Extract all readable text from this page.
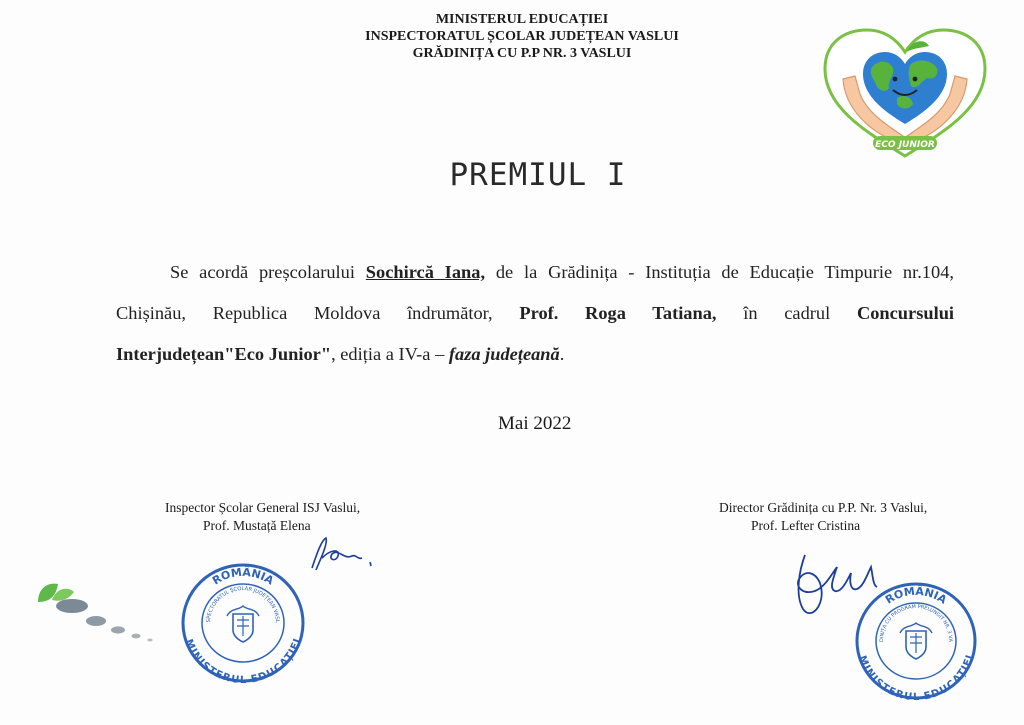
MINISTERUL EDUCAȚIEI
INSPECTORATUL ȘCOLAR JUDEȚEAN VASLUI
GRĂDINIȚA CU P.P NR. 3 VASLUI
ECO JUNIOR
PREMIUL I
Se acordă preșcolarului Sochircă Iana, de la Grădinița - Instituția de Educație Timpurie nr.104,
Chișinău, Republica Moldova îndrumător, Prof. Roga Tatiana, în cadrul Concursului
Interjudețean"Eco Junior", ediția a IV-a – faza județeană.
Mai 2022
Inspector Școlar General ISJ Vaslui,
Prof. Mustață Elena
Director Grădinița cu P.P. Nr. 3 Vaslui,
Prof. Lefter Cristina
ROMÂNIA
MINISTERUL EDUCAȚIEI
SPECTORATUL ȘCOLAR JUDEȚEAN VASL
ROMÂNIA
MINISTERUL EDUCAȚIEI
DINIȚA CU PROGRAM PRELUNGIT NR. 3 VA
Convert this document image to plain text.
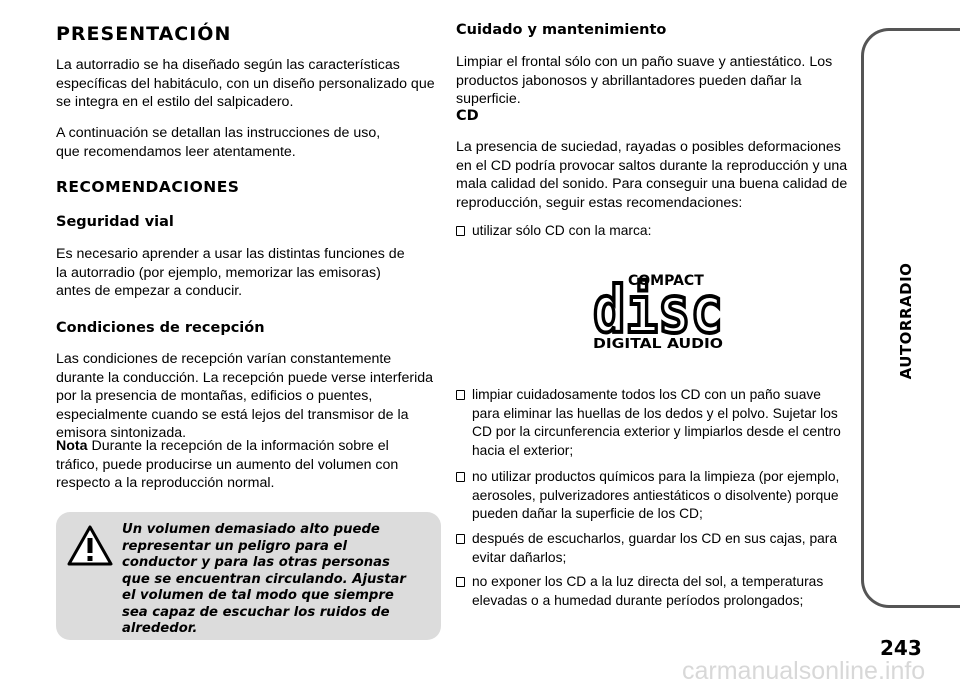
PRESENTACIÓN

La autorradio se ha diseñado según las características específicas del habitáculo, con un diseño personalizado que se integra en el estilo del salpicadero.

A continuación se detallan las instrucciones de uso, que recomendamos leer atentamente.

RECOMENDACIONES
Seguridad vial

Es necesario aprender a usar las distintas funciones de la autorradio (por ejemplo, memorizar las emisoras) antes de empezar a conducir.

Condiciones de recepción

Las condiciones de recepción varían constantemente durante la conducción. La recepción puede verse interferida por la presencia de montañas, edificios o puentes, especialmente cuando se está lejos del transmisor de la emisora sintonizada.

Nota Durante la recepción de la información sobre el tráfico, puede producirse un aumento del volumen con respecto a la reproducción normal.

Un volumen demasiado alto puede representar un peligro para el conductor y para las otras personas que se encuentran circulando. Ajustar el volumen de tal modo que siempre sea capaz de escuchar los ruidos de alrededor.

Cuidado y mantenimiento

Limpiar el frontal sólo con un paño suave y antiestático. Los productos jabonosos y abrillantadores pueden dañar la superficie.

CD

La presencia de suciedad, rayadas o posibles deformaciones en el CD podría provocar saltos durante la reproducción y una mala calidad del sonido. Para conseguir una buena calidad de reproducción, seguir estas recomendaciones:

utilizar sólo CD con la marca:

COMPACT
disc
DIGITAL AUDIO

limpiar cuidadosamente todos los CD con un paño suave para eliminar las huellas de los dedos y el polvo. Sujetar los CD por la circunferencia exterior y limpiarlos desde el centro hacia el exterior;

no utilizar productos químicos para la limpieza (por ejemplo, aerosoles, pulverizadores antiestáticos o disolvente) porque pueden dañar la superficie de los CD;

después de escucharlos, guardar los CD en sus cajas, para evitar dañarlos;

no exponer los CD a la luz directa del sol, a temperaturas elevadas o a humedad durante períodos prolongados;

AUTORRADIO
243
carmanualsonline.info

● **Set exercise**
All records should be output exactly, with the pictures left out.

● **Reply to the exercise**
Extract all readable text from this page.
MINISTERUL EDUCAȚIEI
INSPECTORATUL ȘCOLAR JUDEȚEAN VASLUI
GRĂDINIȚA CU P.P NR. 3 VASLUI
ECO JUNIOR
PREMIUL I
Se acordă preșcolarului Sochircă Iana, de la Grădinița - Instituția de Educație Timpurie nr.104,
Chișinău, Republica Moldova îndrumător, Prof. Roga Tatiana, în cadrul Concursului
Interjudețean"Eco Junior", ediția a IV-a – faza județeană.
Mai 2022
Inspector Școlar General ISJ Vaslui,
Prof. Mustață Elena
Director Grădinița cu P.P. Nr. 3 Vaslui,
Prof. Lefter Cristina
ROMÂNIA
MINISTERUL EDUCAȚIEI
SPECTORATUL ȘCOLAR JUDEȚEAN VASL
ROMÂNIA
MINISTERUL EDUCAȚIEI
DINIȚA CU PROGRAM PRELUNGIT NR. 3 VA
Convert this document image to plain text.
PRESENTACIÓN

La autorradio se ha diseñado según las características específicas del habitáculo, con un diseño personalizado que se integra en el estilo del salpicadero.

A continuación se detallan las instrucciones de uso, que recomendamos leer atentamente.

RECOMENDACIONES
Seguridad vial

Es necesario aprender a usar las distintas funciones de la autorradio (por ejemplo, memorizar las emisoras) antes de empezar a conducir.

Condiciones de recepción

Las condiciones de recepción varían constantemente durante la conducción. La recepción puede verse interferida por la presencia de montañas, edificios o puentes, especialmente cuando se está lejos del transmisor de la emisora sintonizada.

Nota Durante la recepción de la información sobre el tráfico, puede producirse un aumento del volumen con respecto a la reproducción normal.

Un volumen demasiado alto puede representar un peligro para el conductor y para las otras personas que se encuentran circulando. Ajustar el volumen de tal modo que siempre sea capaz de escuchar los ruidos de alrededor.

Cuidado y mantenimiento

Limpiar el frontal sólo con un paño suave y antiestático. Los productos jabonosos y abrillantadores pueden dañar la superficie.

CD

La presencia de suciedad, rayadas o posibles deformaciones en el CD podría provocar saltos durante la reproducción y una mala calidad del sonido. Para conseguir una buena calidad de reproducción, seguir estas recomendaciones:

utilizar sólo CD con la marca:

COMPACT
disc
DIGITAL AUDIO

limpiar cuidadosamente todos los CD con un paño suave para eliminar las huellas de los dedos y el polvo. Sujetar los CD por la circunferencia exterior y limpiarlos desde el centro hacia el exterior;

no utilizar productos químicos para la limpieza (por ejemplo, aerosoles, pulverizadores antiestáticos o disolvente) porque pueden dañar la superficie de los CD;

después de escucharlos, guardar los CD en sus cajas, para evitar dañarlos;

no exponer los CD a la luz directa del sol, a temperaturas elevadas o a humedad durante períodos prolongados;

AUTORRADIO
243
carmanualsonline.info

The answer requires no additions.